■ Tarefa 1
Edite o trecho do texto sobre Dana Scully entre "Não foi como" e "às vezes ronronando.", inclusive, trocando "irmão" por "companheiro", e apresente o trecho completo.
■ Tarefa 2
Retome o texto sobre Dana Scully a partir do ponto em que termina e dê-lhe continuação.

╭─ Texto do documento

Dana Scully partiu no Domingo de Ramos, ao colo de me mate e no meu abraço, num consultório de veterinário.
Não foi como ela desejaria, tenho a certeza; mas foi como tinha de ser. E foi horrível, porque não podia deixar de o ser.
Dana Scully chegou a esta casa há cerca de dez anos, directamente da rua, e logo a seguir ao irmão. Foram o amparo e companhia um do outro antes, e assim permaneceram dez anos. Foi a Scully quem decidiu dar um salto de fé, dar-nos uma chance de ser a sua família, e convenceu o irmão a segui-la, sempre em pequenos passos, seguros, que acolhemos com alegria e nunca traímos. Tornou-se a Dona e Senhora da casa, a Matriarca respeitada por todos (nós incluídos, obviamente). Dava o "toque" quando era hora de ir para a cama, e gostava do pequeno almoço (patê) às seis e meia. Às vezes antes. Comia com prazer e alegria, às vezes ronronando.

╰─
╭─ Informação

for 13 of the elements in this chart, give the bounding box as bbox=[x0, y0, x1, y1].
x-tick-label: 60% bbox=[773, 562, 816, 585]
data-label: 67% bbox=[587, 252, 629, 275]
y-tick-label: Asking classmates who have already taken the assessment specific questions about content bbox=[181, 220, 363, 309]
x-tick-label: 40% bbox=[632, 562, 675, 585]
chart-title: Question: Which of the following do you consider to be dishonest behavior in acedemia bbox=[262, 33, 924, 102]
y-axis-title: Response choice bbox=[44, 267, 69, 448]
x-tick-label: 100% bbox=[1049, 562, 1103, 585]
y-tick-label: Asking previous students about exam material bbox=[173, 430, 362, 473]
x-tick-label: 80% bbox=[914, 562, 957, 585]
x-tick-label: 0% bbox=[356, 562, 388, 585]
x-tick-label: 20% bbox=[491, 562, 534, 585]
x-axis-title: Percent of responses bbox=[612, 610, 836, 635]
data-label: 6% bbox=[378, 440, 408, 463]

╰─

■ Resposta do exercício 1
Não foi como ela desejaria, tenho a certeza; mas foi como tinha de ser. E foi horrível, porque não podia deixar de o ser.
Dana Scully chegou a esta casa há cerca de dez anos, directamente da rua, e logo a seguir ao companheiro. Foram o amparo e companhia um do outro antes, e assim permaneceram dez anos. Foi a Scully quem decidiu dar um salto de fé, dar-nos uma chance de ser a sua família, e convenceu o companheiro a segui-la, sempre em pequenos passos, seguros, que acolhemos com alegria e nunca traímos. Tornou-se a Dona e Senhora da casa, a Matriarca respeitada por todos (nós incluídos, obviamente). Dava o "toque" quando era hora de ir para a cama, e gostava do pequeno almoço (patê) às seis e meia. Às vezes antes. Comia com prazer e alegria, às vezes ronronando.

■ Resposta do exercício 2
Ralhava muito, resmungava, bufava, sabe-se lá porquê, estaria arreliada e decerto com razões para tanto. Dava marradinhas de respeito, ronronava up to eleven, adorava ser escovada e - lá está - ralhava se parávamos antes do que considerava aceitável, "doer o braço" é para os fracos. Festas? Sim, sempre. A mesma atitude quanto a braços doridos e/ou dormentes. Fazia sonecas épicas, sendo as caminhas preferidas a almofada de chão da sala (era dela, emprestava ocasionalmente), sofá, ou, começando o bom tempo, as cadeiras da varanda. Quando lhe apetecia, no meu colo.
Foi muito, muito boa gatinha, tão teimosa como carinhosa, tão mandona como doce. Deixou um vazio enorme, um irmão muito triste, dois irmãos adoptivos muito assarapantados - eles sabem, e dois humanos de coração partido. Mas valeu a pena, cada minuto, cada segundo.